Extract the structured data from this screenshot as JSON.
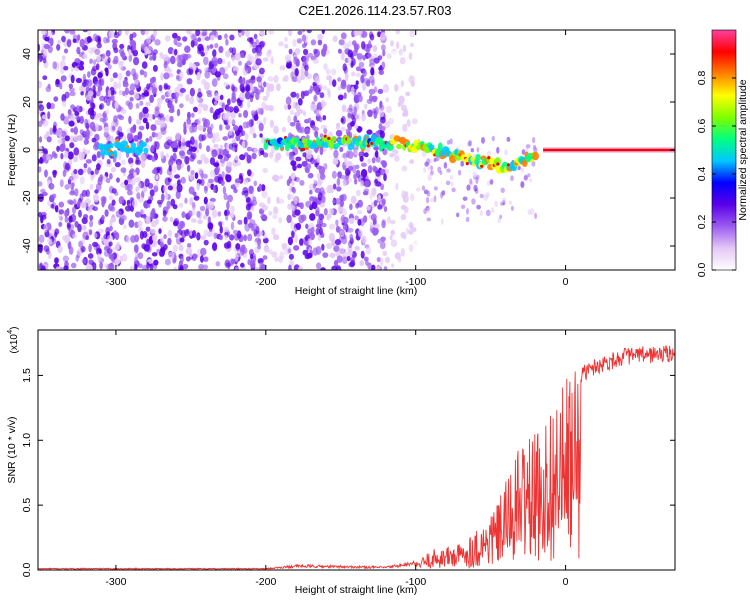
{
  "title": "C2E1.2026.114.23.57.R03",
  "chart_data": [
    {
      "type": "heatmap",
      "name": "spectrogram",
      "xlabel": "Height of straight line (km)",
      "ylabel": "Frequency (Hz)",
      "xlim": [
        -352,
        73
      ],
      "ylim": [
        -50,
        50
      ],
      "xticks": [
        -300,
        -200,
        -100,
        0
      ],
      "yticks": [
        -40,
        -20,
        0,
        20,
        40
      ],
      "colorbar": {
        "label": "Normalized spectral amplitude",
        "range": [
          0.0,
          1.0
        ],
        "ticks": [
          0.0,
          0.2,
          0.4,
          0.6,
          0.8
        ],
        "tick_labels": [
          "0.0",
          "0.2",
          "0.4",
          "0.6",
          "0.8"
        ],
        "colormap": [
          "#ffffff",
          "#e4c8f6",
          "#9b5cf0",
          "#5a00e8",
          "#0000ff",
          "#00c8ff",
          "#00ff80",
          "#80ff00",
          "#ffff00",
          "#ff8000",
          "#ff0000",
          "#ff40a0"
        ]
      },
      "ridge_frequency_hz": [
        {
          "x": -300,
          "y": 1
        },
        {
          "x": -200,
          "y": 2
        },
        {
          "x": -150,
          "y": 3
        },
        {
          "x": -110,
          "y": 3
        },
        {
          "x": -80,
          "y": -1
        },
        {
          "x": -60,
          "y": -4
        },
        {
          "x": -40,
          "y": -7
        },
        {
          "x": -25,
          "y": -3
        },
        {
          "x": -10,
          "y": 0
        },
        {
          "x": 0,
          "y": 0
        },
        {
          "x": 73,
          "y": 0
        }
      ],
      "noise_regions_km": [
        [
          -352,
          -200
        ],
        [
          -185,
          -160
        ],
        [
          -155,
          -120
        ]
      ]
    },
    {
      "type": "line",
      "name": "snr",
      "xlabel": "Height of straight line (km)",
      "ylabel": "SNR (10 * v/v)",
      "scale_label": "(x10",
      "scale_exponent": "4",
      "xlim": [
        -352,
        73
      ],
      "ylim": [
        0,
        1.85
      ],
      "xticks": [
        -300,
        -200,
        -100,
        0
      ],
      "yticks": [
        0.0,
        0.5,
        1.0,
        1.5
      ],
      "ytick_labels": [
        "0.0",
        "0.5",
        "1.0",
        "1.5"
      ],
      "color": "#ee3333",
      "envelope": [
        {
          "x": -352,
          "y": 0.01
        },
        {
          "x": -250,
          "y": 0.01
        },
        {
          "x": -200,
          "y": 0.01
        },
        {
          "x": -180,
          "y": 0.03
        },
        {
          "x": -120,
          "y": 0.02
        },
        {
          "x": -100,
          "y": 0.05
        },
        {
          "x": -90,
          "y": 0.15
        },
        {
          "x": -70,
          "y": 0.2
        },
        {
          "x": -55,
          "y": 0.35
        },
        {
          "x": -45,
          "y": 0.5
        },
        {
          "x": -35,
          "y": 0.8
        },
        {
          "x": -28,
          "y": 1.0
        },
        {
          "x": -20,
          "y": 1.0
        },
        {
          "x": -10,
          "y": 1.2
        },
        {
          "x": 0,
          "y": 1.4
        },
        {
          "x": 10,
          "y": 1.55
        },
        {
          "x": 20,
          "y": 1.62
        },
        {
          "x": 40,
          "y": 1.7
        },
        {
          "x": 73,
          "y": 1.72
        }
      ]
    }
  ]
}
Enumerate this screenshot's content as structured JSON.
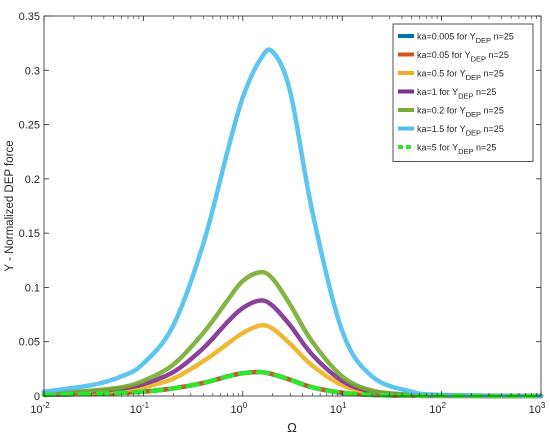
{
  "chart_data": {
    "type": "line",
    "title": "",
    "xlabel": "Ω",
    "ylabel": "Y - Normalized DEP force",
    "xscale": "log",
    "xlim": [
      0.01,
      1000
    ],
    "ylim": [
      0,
      0.35
    ],
    "grid": false,
    "legend_position": "top-right",
    "x_ticks": [
      {
        "v": 0.01,
        "base": "10",
        "exp": "-2"
      },
      {
        "v": 0.1,
        "base": "10",
        "exp": "-1"
      },
      {
        "v": 1,
        "base": "10",
        "exp": "0"
      },
      {
        "v": 10,
        "base": "10",
        "exp": "1"
      },
      {
        "v": 100,
        "base": "10",
        "exp": "2"
      },
      {
        "v": 1000,
        "base": "10",
        "exp": "3"
      }
    ],
    "y_ticks": [
      {
        "v": 0,
        "label": "0"
      },
      {
        "v": 0.05,
        "label": "0.05"
      },
      {
        "v": 0.1,
        "label": "0.1"
      },
      {
        "v": 0.15,
        "label": "0.15"
      },
      {
        "v": 0.2,
        "label": "0.2"
      },
      {
        "v": 0.25,
        "label": "0.25"
      },
      {
        "v": 0.3,
        "label": "0.3"
      },
      {
        "v": 0.35,
        "label": "0.35"
      }
    ],
    "x": [
      0.01,
      0.03,
      0.06,
      0.1,
      0.2,
      0.4,
      0.7,
      1.0,
      1.5,
      2.0,
      3.0,
      5.0,
      10,
      20,
      50,
      100,
      1000
    ],
    "series": [
      {
        "name_main": "ka=0.005 for Y",
        "name_sub": "DEP",
        "name_tail": " n=25",
        "color": "#0072bd",
        "dashed": false,
        "values": [
          0.001,
          0.002,
          0.003,
          0.004,
          0.007,
          0.012,
          0.018,
          0.021,
          0.022,
          0.02,
          0.015,
          0.008,
          0.003,
          0.001,
          0.0003,
          0.0001,
          0.0
        ]
      },
      {
        "name_main": "ka=0.05 for Y",
        "name_sub": "DEP",
        "name_tail": " n=25",
        "color": "#d95319",
        "dashed": false,
        "values": [
          0.001,
          0.002,
          0.003,
          0.004,
          0.007,
          0.012,
          0.018,
          0.021,
          0.022,
          0.02,
          0.015,
          0.008,
          0.003,
          0.001,
          0.0003,
          0.0001,
          0.0
        ]
      },
      {
        "name_main": "ka=0.5 for Y",
        "name_sub": "DEP",
        "name_tail": " n=25",
        "color": "#edb120",
        "dashed": false,
        "values": [
          0.001,
          0.003,
          0.005,
          0.008,
          0.016,
          0.032,
          0.048,
          0.058,
          0.065,
          0.062,
          0.048,
          0.028,
          0.01,
          0.003,
          0.001,
          0.0003,
          0.0
        ]
      },
      {
        "name_main": "ka=1 for Y",
        "name_sub": "DEP",
        "name_tail": " n=25",
        "color": "#7e2f8e",
        "dashed": false,
        "values": [
          0.002,
          0.004,
          0.007,
          0.011,
          0.022,
          0.044,
          0.068,
          0.081,
          0.088,
          0.083,
          0.065,
          0.038,
          0.014,
          0.004,
          0.001,
          0.0004,
          0.0
        ]
      },
      {
        "name_main": "ka=0.2 for Y",
        "name_sub": "DEP",
        "name_tail": " n=25",
        "color": "#77ac30",
        "dashed": false,
        "values": [
          0.002,
          0.005,
          0.008,
          0.014,
          0.029,
          0.058,
          0.088,
          0.106,
          0.114,
          0.108,
          0.084,
          0.05,
          0.018,
          0.005,
          0.001,
          0.0005,
          0.0
        ]
      },
      {
        "name_main": "ka=1.5 for Y",
        "name_sub": "DEP",
        "name_tail": " n=25",
        "color": "#4dbeee",
        "dashed": false,
        "values": [
          0.004,
          0.01,
          0.018,
          0.03,
          0.065,
          0.14,
          0.225,
          0.275,
          0.31,
          0.317,
          0.28,
          0.17,
          0.06,
          0.018,
          0.004,
          0.001,
          0.0
        ]
      },
      {
        "name_main": "ka=5 for Y",
        "name_sub": "DEP",
        "name_tail": " n=25",
        "color": "#2ee62e",
        "dashed": true,
        "values": [
          0.001,
          0.002,
          0.003,
          0.004,
          0.007,
          0.012,
          0.018,
          0.021,
          0.022,
          0.02,
          0.015,
          0.008,
          0.003,
          0.001,
          0.0003,
          0.0001,
          0.0
        ]
      }
    ]
  }
}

**WRITTEN INSTRUCTION**
Repeat the material above in full and exactly, omitting the pictures.

**RIGHT ANSWER**
Extract the structured data from this screenshot as JSON.
{
  "title": "C2E1.2026.114.23.57.R03",
  "chart_data": [
    {
      "type": "heatmap",
      "name": "spectrogram",
      "xlabel": "Height of straight line (km)",
      "ylabel": "Frequency (Hz)",
      "xlim": [
        -352,
        73
      ],
      "ylim": [
        -50,
        50
      ],
      "xticks": [
        -300,
        -200,
        -100,
        0
      ],
      "yticks": [
        -40,
        -20,
        0,
        20,
        40
      ],
      "colorbar": {
        "label": "Normalized spectral amplitude",
        "range": [
          0.0,
          1.0
        ],
        "ticks": [
          0.0,
          0.2,
          0.4,
          0.6,
          0.8
        ],
        "tick_labels": [
          "0.0",
          "0.2",
          "0.4",
          "0.6",
          "0.8"
        ],
        "colormap": [
          "#ffffff",
          "#e4c8f6",
          "#9b5cf0",
          "#5a00e8",
          "#0000ff",
          "#00c8ff",
          "#00ff80",
          "#80ff00",
          "#ffff00",
          "#ff8000",
          "#ff0000",
          "#ff40a0"
        ]
      },
      "ridge_frequency_hz": [
        {
          "x": -300,
          "y": 1
        },
        {
          "x": -200,
          "y": 2
        },
        {
          "x": -150,
          "y": 3
        },
        {
          "x": -110,
          "y": 3
        },
        {
          "x": -80,
          "y": -1
        },
        {
          "x": -60,
          "y": -4
        },
        {
          "x": -40,
          "y": -7
        },
        {
          "x": -25,
          "y": -3
        },
        {
          "x": -10,
          "y": 0
        },
        {
          "x": 0,
          "y": 0
        },
        {
          "x": 73,
          "y": 0
        }
      ],
      "noise_regions_km": [
        [
          -352,
          -200
        ],
        [
          -185,
          -160
        ],
        [
          -155,
          -120
        ]
      ]
    },
    {
      "type": "line",
      "name": "snr",
      "xlabel": "Height of straight line (km)",
      "ylabel": "SNR (10 * v/v)",
      "scale_label": "(x10",
      "scale_exponent": "4",
      "xlim": [
        -352,
        73
      ],
      "ylim": [
        0,
        1.85
      ],
      "xticks": [
        -300,
        -200,
        -100,
        0
      ],
      "yticks": [
        0.0,
        0.5,
        1.0,
        1.5
      ],
      "ytick_labels": [
        "0.0",
        "0.5",
        "1.0",
        "1.5"
      ],
      "color": "#ee3333",
      "envelope": [
        {
          "x": -352,
          "y": 0.01
        },
        {
          "x": -250,
          "y": 0.01
        },
        {
          "x": -200,
          "y": 0.01
        },
        {
          "x": -180,
          "y": 0.03
        },
        {
          "x": -120,
          "y": 0.02
        },
        {
          "x": -100,
          "y": 0.05
        },
        {
          "x": -90,
          "y": 0.15
        },
        {
          "x": -70,
          "y": 0.2
        },
        {
          "x": -55,
          "y": 0.35
        },
        {
          "x": -45,
          "y": 0.5
        },
        {
          "x": -35,
          "y": 0.8
        },
        {
          "x": -28,
          "y": 1.0
        },
        {
          "x": -20,
          "y": 1.0
        },
        {
          "x": -10,
          "y": 1.2
        },
        {
          "x": 0,
          "y": 1.4
        },
        {
          "x": 10,
          "y": 1.55
        },
        {
          "x": 20,
          "y": 1.62
        },
        {
          "x": 40,
          "y": 1.7
        },
        {
          "x": 73,
          "y": 1.72
        }
      ]
    }
  ]
}
Enumerate this screenshot's content as structured JSON.
{
  "chart_data": {
    "type": "line",
    "title": "",
    "xlabel": "Ω",
    "ylabel": "Y - Normalized DEP force",
    "xscale": "log",
    "xlim": [
      0.01,
      1000
    ],
    "ylim": [
      0,
      0.35
    ],
    "grid": false,
    "legend_position": "top-right",
    "x_ticks": [
      {
        "v": 0.01,
        "base": "10",
        "exp": "-2"
      },
      {
        "v": 0.1,
        "base": "10",
        "exp": "-1"
      },
      {
        "v": 1,
        "base": "10",
        "exp": "0"
      },
      {
        "v": 10,
        "base": "10",
        "exp": "1"
      },
      {
        "v": 100,
        "base": "10",
        "exp": "2"
      },
      {
        "v": 1000,
        "base": "10",
        "exp": "3"
      }
    ],
    "y_ticks": [
      {
        "v": 0,
        "label": "0"
      },
      {
        "v": 0.05,
        "label": "0.05"
      },
      {
        "v": 0.1,
        "label": "0.1"
      },
      {
        "v": 0.15,
        "label": "0.15"
      },
      {
        "v": 0.2,
        "label": "0.2"
      },
      {
        "v": 0.25,
        "label": "0.25"
      },
      {
        "v": 0.3,
        "label": "0.3"
      },
      {
        "v": 0.35,
        "label": "0.35"
      }
    ],
    "x": [
      0.01,
      0.03,
      0.06,
      0.1,
      0.2,
      0.4,
      0.7,
      1.0,
      1.5,
      2.0,
      3.0,
      5.0,
      10,
      20,
      50,
      100,
      1000
    ],
    "series": [
      {
        "name_main": "ka=0.005 for Y",
        "name_sub": "DEP",
        "name_tail": " n=25",
        "color": "#0072bd",
        "dashed": false,
        "values": [
          0.001,
          0.002,
          0.003,
          0.004,
          0.007,
          0.012,
          0.018,
          0.021,
          0.022,
          0.02,
          0.015,
          0.008,
          0.003,
          0.001,
          0.0003,
          0.0001,
          0.0
        ]
      },
      {
        "name_main": "ka=0.05 for Y",
        "name_sub": "DEP",
        "name_tail": " n=25",
        "color": "#d95319",
        "dashed": false,
        "values": [
          0.001,
          0.002,
          0.003,
          0.004,
          0.007,
          0.012,
          0.018,
          0.021,
          0.022,
          0.02,
          0.015,
          0.008,
          0.003,
          0.001,
          0.0003,
          0.0001,
          0.0
        ]
      },
      {
        "name_main": "ka=0.5 for Y",
        "name_sub": "DEP",
        "name_tail": " n=25",
        "color": "#edb120",
        "dashed": false,
        "values": [
          0.001,
          0.003,
          0.005,
          0.008,
          0.016,
          0.032,
          0.048,
          0.058,
          0.065,
          0.062,
          0.048,
          0.028,
          0.01,
          0.003,
          0.001,
          0.0003,
          0.0
        ]
      },
      {
        "name_main": "ka=1 for Y",
        "name_sub": "DEP",
        "name_tail": " n=25",
        "color": "#7e2f8e",
        "dashed": false,
        "values": [
          0.002,
          0.004,
          0.007,
          0.011,
          0.022,
          0.044,
          0.068,
          0.081,
          0.088,
          0.083,
          0.065,
          0.038,
          0.014,
          0.004,
          0.001,
          0.0004,
          0.0
        ]
      },
      {
        "name_main": "ka=0.2 for Y",
        "name_sub": "DEP",
        "name_tail": " n=25",
        "color": "#77ac30",
        "dashed": false,
        "values": [
          0.002,
          0.005,
          0.008,
          0.014,
          0.029,
          0.058,
          0.088,
          0.106,
          0.114,
          0.108,
          0.084,
          0.05,
          0.018,
          0.005,
          0.001,
          0.0005,
          0.0
        ]
      },
      {
        "name_main": "ka=1.5 for Y",
        "name_sub": "DEP",
        "name_tail": " n=25",
        "color": "#4dbeee",
        "dashed": false,
        "values": [
          0.004,
          0.01,
          0.018,
          0.03,
          0.065,
          0.14,
          0.225,
          0.275,
          0.31,
          0.317,
          0.28,
          0.17,
          0.06,
          0.018,
          0.004,
          0.001,
          0.0
        ]
      },
      {
        "name_main": "ka=5 for Y",
        "name_sub": "DEP",
        "name_tail": " n=25",
        "color": "#2ee62e",
        "dashed": true,
        "values": [
          0.001,
          0.002,
          0.003,
          0.004,
          0.007,
          0.012,
          0.018,
          0.021,
          0.022,
          0.02,
          0.015,
          0.008,
          0.003,
          0.001,
          0.0003,
          0.0001,
          0.0
        ]
      }
    ]
  }
}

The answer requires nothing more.